PÁGINA
==*==

Esto significa un aumento del 6,8%, es decir 6.3 millones de personas, las poblaciones de Chicago y Los Ángeles juntas.
La línea de pobreza es $331.688, o sea menos de U$100. Y la de pobreza extrema es $145.004, U$30.
De modo que en Colombia, muy a nuestro pesar, hay hambre. Y esta hambre se manifiesta de forma violenta. Hay hambre de alimentos, hambre de seguridad, hambre de salud, hambre de educación, hambre de trabajo.
Y a pesar de esto, continúa el confinamiento obligatorio. Se manda a cerrar la empresa, pero no la nómina. Y los pocos micro y pequeños empresarios se fueron a la quiebra o se endeudaron con el grupo Aval para el resto de sus vidas.
No hay derecho… ni ley…
Y los dedos se levantan: estos indígenas desadaptados, estos guerrilleros mamertos, estos comunistas liderados por el grupo de Sao Paulo, ¡todo es una artimaña de la izquierda internacional! Y del otro lado dicen: ladrones explotadores, fascistas neoliberales, cerdos corruptos y misóginos, asesinos…
Pero lo único que se logra es una paranoia colectiva. Nadie se puede mover de sus casas debido a los bloqueos de las calles, siendo Cali el epicentro de las manifestaciones.

==*==

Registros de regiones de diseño
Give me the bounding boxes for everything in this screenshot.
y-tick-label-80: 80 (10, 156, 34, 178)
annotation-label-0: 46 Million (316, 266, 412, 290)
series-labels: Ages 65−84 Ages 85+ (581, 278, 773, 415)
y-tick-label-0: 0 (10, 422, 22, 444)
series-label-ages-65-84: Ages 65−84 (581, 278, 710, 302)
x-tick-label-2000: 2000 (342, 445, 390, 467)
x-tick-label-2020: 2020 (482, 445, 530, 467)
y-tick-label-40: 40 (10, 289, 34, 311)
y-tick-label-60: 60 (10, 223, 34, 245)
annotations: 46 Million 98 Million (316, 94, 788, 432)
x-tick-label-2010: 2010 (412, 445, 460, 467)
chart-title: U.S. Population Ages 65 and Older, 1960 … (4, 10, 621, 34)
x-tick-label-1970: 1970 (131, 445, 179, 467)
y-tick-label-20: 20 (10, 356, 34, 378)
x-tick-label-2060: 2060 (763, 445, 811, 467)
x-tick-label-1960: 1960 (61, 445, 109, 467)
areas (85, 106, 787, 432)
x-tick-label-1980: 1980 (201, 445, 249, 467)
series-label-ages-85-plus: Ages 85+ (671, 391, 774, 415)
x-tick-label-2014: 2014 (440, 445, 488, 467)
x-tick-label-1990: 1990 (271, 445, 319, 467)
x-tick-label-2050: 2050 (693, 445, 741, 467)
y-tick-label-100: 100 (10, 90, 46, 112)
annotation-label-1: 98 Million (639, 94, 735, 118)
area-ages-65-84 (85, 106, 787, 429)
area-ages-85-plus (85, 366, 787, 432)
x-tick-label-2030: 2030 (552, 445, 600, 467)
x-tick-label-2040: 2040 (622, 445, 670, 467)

==*==

OBJETIVOS
1 > Resume en dos oraciones el texto sobre el hambre en Colombia.
2 > En los registros, desde el comienzo hasta la línea que contiene "x-tick-label-2030: 2030 (552, 445, 600, 467)", cambia "Million" por "Millones" y deja todo lo demás igual.

PROBLEMAS RESUELTOS
1 > En Colombia hay hambre de alimentos, seguridad, salud, educación y trabajo, y aun así continúa el confinamiento obligatorio, que llevó a muchos micro y pequeños empresarios a la quiebra o al endeudamiento. Cada bando acusa al otro, lo que solo produce una paranoia colectiva, mientras los bloqueos de las calles impiden moverse, con Cali como epicentro de las manifestaciones.

2 >
Give me the bounding boxes for everything in this screenshot.
y-tick-label-80: 80 (10, 156, 34, 178)
annotation-label-0: 46 Millones (316, 266, 412, 290)
series-labels: Ages 65−84 Ages 85+ (581, 278, 773, 415)
y-tick-label-0: 0 (10, 422, 22, 444)
series-label-ages-65-84: Ages 65−84 (581, 278, 710, 302)
x-tick-label-2000: 2000 (342, 445, 390, 467)
x-tick-label-2020: 2020 (482, 445, 530, 467)
y-tick-label-40: 40 (10, 289, 34, 311)
y-tick-label-60: 60 (10, 223, 34, 245)
annotations: 46 Millones 98 Millones (316, 94, 788, 432)
x-tick-label-2010: 2010 (412, 445, 460, 467)
chart-title: U.S. Population Ages 65 and Older, 1960 … (4, 10, 621, 34)
x-tick-label-1970: 1970 (131, 445, 179, 467)
y-tick-label-20: 20 (10, 356, 34, 378)
x-tick-label-2060: 2060 (763, 445, 811, 467)
x-tick-label-1960: 1960 (61, 445, 109, 467)
areas (85, 106, 787, 432)
x-tick-label-1980: 1980 (201, 445, 249, 467)
series-label-ages-85-plus: Ages 85+ (671, 391, 774, 415)
x-tick-label-2014: 2014 (440, 445, 488, 467)
x-tick-label-1990: 1990 (271, 445, 319, 467)
x-tick-label-2050: 2050 (693, 445, 741, 467)
y-tick-label-100: 100 (10, 90, 46, 112)
annotation-label-1: 98 Millones (639, 94, 735, 118)
area-ages-65-84 (85, 106, 787, 429)
area-ages-85-plus (85, 366, 787, 432)
x-tick-label-2030: 2030 (552, 445, 600, 467)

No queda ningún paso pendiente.